WORK TO DO: In this exercise, reproduce all the entries that follow exactly.

Collected data entries:

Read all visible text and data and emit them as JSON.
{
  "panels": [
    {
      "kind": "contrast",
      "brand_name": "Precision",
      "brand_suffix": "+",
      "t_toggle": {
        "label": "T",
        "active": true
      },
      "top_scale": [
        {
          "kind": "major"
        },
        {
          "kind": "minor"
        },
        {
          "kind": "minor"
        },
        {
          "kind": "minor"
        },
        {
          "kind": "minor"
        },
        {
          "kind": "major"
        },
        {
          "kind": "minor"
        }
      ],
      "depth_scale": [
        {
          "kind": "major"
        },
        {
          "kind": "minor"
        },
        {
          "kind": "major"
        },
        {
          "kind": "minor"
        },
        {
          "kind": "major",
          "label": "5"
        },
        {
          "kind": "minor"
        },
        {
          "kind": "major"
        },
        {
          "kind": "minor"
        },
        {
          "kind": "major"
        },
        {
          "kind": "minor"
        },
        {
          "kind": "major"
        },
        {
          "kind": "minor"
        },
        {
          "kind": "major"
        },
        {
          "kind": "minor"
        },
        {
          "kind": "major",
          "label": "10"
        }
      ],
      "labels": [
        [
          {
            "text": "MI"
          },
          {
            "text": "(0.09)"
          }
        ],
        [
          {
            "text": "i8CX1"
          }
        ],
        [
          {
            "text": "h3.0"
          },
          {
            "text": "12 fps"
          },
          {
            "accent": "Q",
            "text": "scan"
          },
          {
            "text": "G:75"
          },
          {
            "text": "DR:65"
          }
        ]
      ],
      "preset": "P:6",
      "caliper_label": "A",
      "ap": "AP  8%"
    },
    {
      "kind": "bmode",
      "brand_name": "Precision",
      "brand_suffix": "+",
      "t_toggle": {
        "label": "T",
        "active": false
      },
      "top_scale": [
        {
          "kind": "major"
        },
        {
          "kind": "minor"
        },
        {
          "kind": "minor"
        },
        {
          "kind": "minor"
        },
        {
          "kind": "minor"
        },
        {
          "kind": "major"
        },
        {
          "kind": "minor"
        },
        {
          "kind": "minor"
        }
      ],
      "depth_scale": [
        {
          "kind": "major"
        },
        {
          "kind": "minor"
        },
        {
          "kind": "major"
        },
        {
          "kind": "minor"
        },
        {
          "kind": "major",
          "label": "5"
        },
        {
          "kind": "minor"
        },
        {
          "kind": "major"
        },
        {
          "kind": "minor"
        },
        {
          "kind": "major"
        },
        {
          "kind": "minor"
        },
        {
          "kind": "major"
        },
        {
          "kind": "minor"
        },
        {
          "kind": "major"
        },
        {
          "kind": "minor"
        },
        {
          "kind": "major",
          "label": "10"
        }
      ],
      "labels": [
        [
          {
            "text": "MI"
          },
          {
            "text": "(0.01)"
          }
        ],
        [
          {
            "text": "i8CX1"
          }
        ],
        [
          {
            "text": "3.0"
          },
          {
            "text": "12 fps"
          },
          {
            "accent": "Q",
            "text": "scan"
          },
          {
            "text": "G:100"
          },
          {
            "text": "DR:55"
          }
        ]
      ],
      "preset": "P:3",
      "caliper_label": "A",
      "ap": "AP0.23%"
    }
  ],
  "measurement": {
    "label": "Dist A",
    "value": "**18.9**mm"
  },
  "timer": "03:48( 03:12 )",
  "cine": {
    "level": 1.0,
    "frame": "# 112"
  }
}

FINAL RESULT:
Read all visible text and data and emit them as JSON.
{
  "panels": [
    {
      "kind": "contrast",
      "brand_name": "Precision",
      "brand_suffix": "+",
      "t_toggle": {
        "label": "T",
        "active": true
      },
      "top_scale": [
        {
          "kind": "major"
        },
        {
          "kind": "minor"
        },
        {
          "kind": "minor"
        },
        {
          "kind": "minor"
        },
        {
          "kind": "minor"
        },
        {
          "kind": "major"
        },
        {
          "kind": "minor"
        }
      ],
      "depth_scale": [
        {
          "kind": "major"
        },
        {
          "kind": "minor"
        },
        {
          "kind": "major"
        },
        {
          "kind": "minor"
        },
        {
          "kind": "major",
          "label": "5"
        },
        {
          "kind": "minor"
        },
        {
          "kind": "major"
        },
        {
          "kind": "minor"
        },
        {
          "kind": "major"
        },
        {
          "kind": "minor"
        },
        {
          "kind": "major"
        },
        {
          "kind": "minor"
        },
        {
          "kind": "major"
        },
        {
          "kind": "minor"
        },
        {
          "kind": "major",
          "label": "10"
        }
      ],
      "labels": [
        [
          {
            "text": "MI"
          },
          {
            "text": "(0.09)"
          }
        ],
        [
          {
            "text": "i8CX1"
          }
        ],
        [
          {
            "text": "h3.0"
          },
          {
            "text": "12 fps"
          },
          {
            "accent": "Q",
            "text": "scan"
          },
          {
            "text": "G:75"
          },
          {
            "text": "DR:65"
          }
        ]
      ],
      "preset": "P:6",
      "caliper_label": "A",
      "ap": "AP  8%"
    },
    {
      "kind": "bmode",
      "brand_name": "Precision",
      "brand_suffix": "+",
      "t_toggle": {
        "label": "T",
        "active": false
      },
      "top_scale": [
        {
          "kind": "major"
        },
        {
          "kind": "minor"
        },
        {
          "kind": "minor"
        },
        {
          "kind": "minor"
        },
        {
          "kind": "minor"
        },
        {
          "kind": "major"
        },
        {
          "kind": "minor"
        },
        {
          "kind": "minor"
        }
      ],
      "depth_scale": [
        {
          "kind": "major"
        },
        {
          "kind": "minor"
        },
        {
          "kind": "major"
        },
        {
          "kind": "minor"
        },
        {
          "kind": "major",
          "label": "5"
        },
        {
          "kind": "minor"
        },
        {
          "kind": "major"
        },
        {
          "kind": "minor"
        },
        {
          "kind": "major"
        },
        {
          "kind": "minor"
        },
        {
          "kind": "major"
        },
        {
          "kind": "minor"
        },
        {
          "kind": "major"
        },
        {
          "kind": "minor"
        },
        {
          "kind": "major",
          "label": "10"
        }
      ],
      "labels": [
        [
          {
            "text": "MI"
          },
          {
            "text": "(0.01)"
          }
        ],
        [
          {
            "text": "i8CX1"
          }
        ],
        [
          {
            "text": "3.0"
          },
          {
            "text": "12 fps"
          },
          {
            "accent": "Q",
            "text": "scan"
          },
          {
            "text": "G:100"
          },
          {
            "text": "DR:55"
          }
        ]
      ],
      "preset": "P:3",
      "caliper_label": "A",
      "ap": "AP0.23%"
    }
  ],
  "measurement": {
    "label": "Dist A",
    "value": "**18.9**mm"
  },
  "timer": "03:48( 03:12 )",
  "cine": {
    "level": 1.0,
    "frame": "# 112"
  }
}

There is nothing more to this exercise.